Exercise. Using the entries that follow, state how many lines contain the word "emlyon". The response is that number and nothing more.

Provided records.
◆ ◆ ◆ ◆

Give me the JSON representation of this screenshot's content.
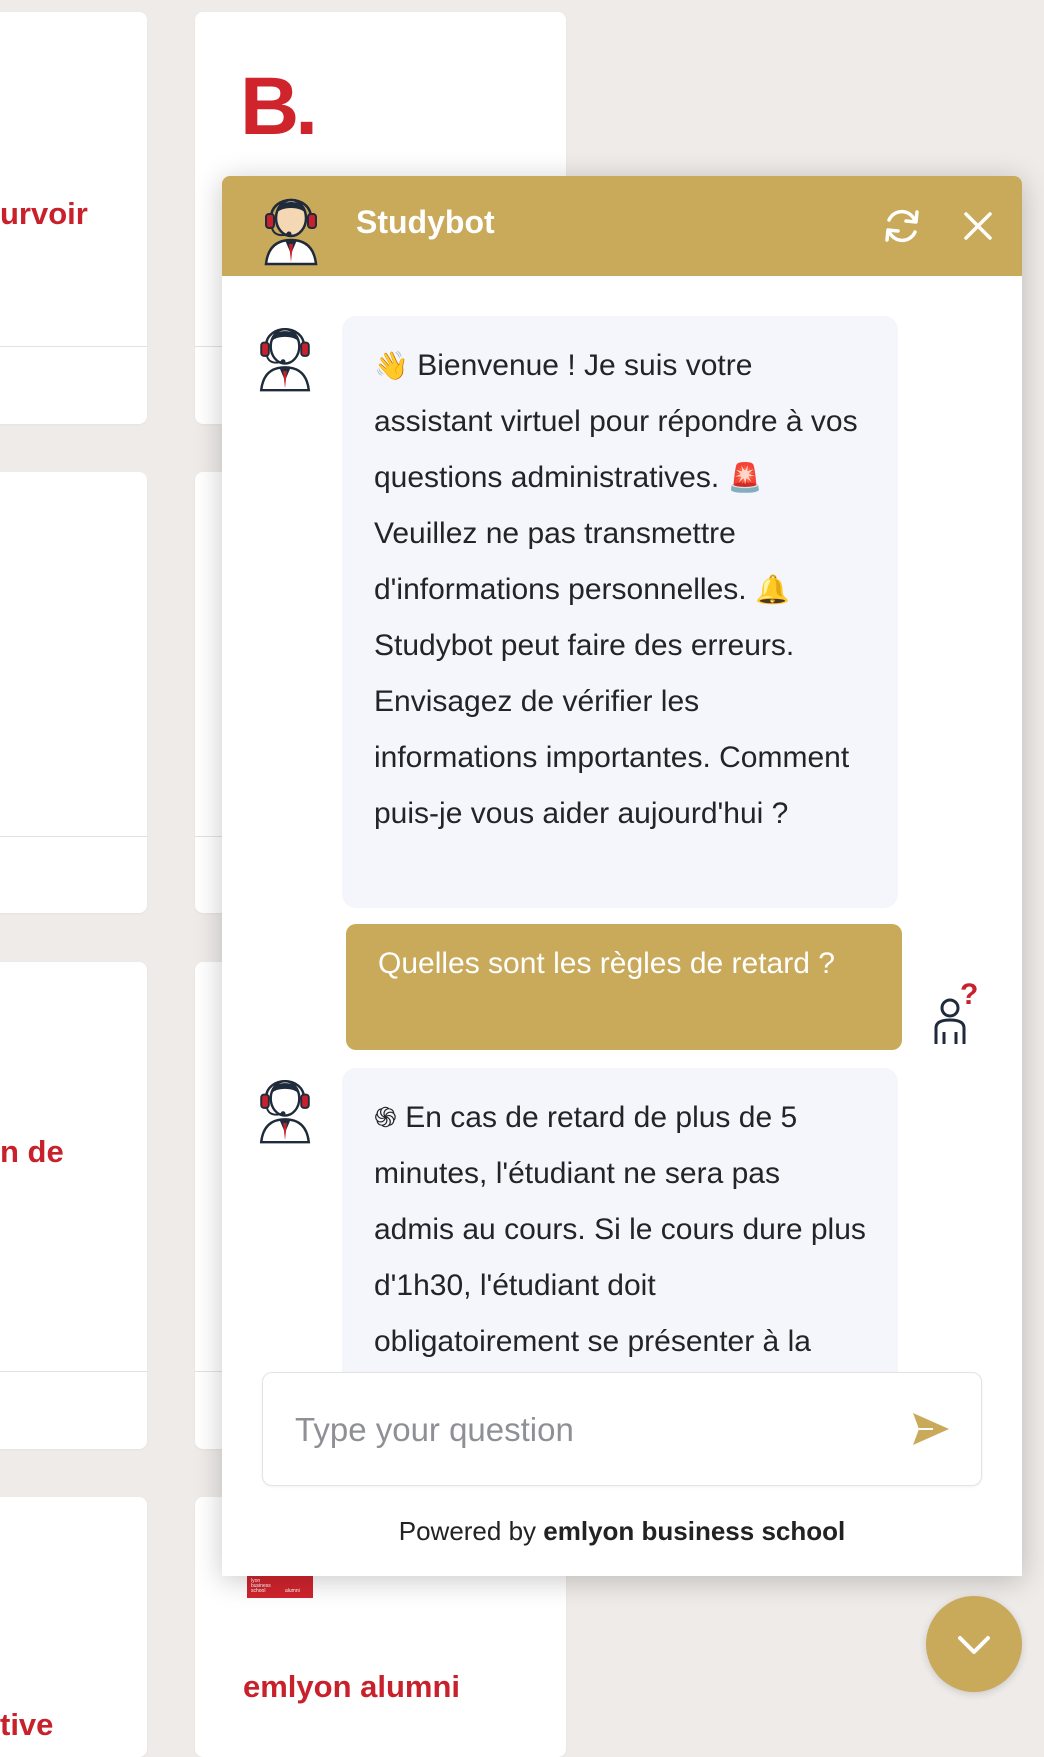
{
  "background": {
    "cards_left": [
      {
        "title": "urvoir"
      },
      {
        "title": ""
      },
      {
        "title": "n de"
      },
      {
        "title": "tive"
      }
    ],
    "brand_letter": "B.",
    "alumni_card": {
      "title": "emlyon alumni",
      "logo_text_1": "lyon",
      "logo_text_2": "business",
      "logo_text_3": "school",
      "logo_text_4": "alumni"
    }
  },
  "chat": {
    "title": "Studybot",
    "refresh_icon": "refresh-icon",
    "close_icon": "close-icon",
    "messages": [
      {
        "role": "bot",
        "emoji_1": "👋",
        "text_1": " Bienvenue ! Je suis votre assistant virtuel pour répondre à vos questions administratives. ",
        "emoji_2": "🚨",
        "text_2": " Veuillez ne pas transmettre d'informations personnelles. ",
        "emoji_3": "🔔",
        "text_3": " Studybot peut faire des erreurs. Envisagez de vérifier les informations importantes. Comment puis-je vous aider aujourd'hui ?"
      },
      {
        "role": "user",
        "text": "Quelles sont les règles de retard ?"
      },
      {
        "role": "bot",
        "emoji_1": "֍",
        "text_1": " En cas de retard de plus de 5 minutes, l'étudiant ne sera pas admis au cours. Si le cours dure plus d'1h30, l'étudiant doit obligatoirement se présenter à la"
      }
    ],
    "input": {
      "placeholder": "Type your question",
      "value": ""
    },
    "powered_prefix": "Powered by ",
    "powered_brand": "emlyon business school"
  },
  "colors": {
    "accent": "#c9a95a",
    "brand_red": "#c8212b",
    "bot_bubble": "#f5f6fb"
  }
}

◆ ◆ ◆ ◆

Response. 2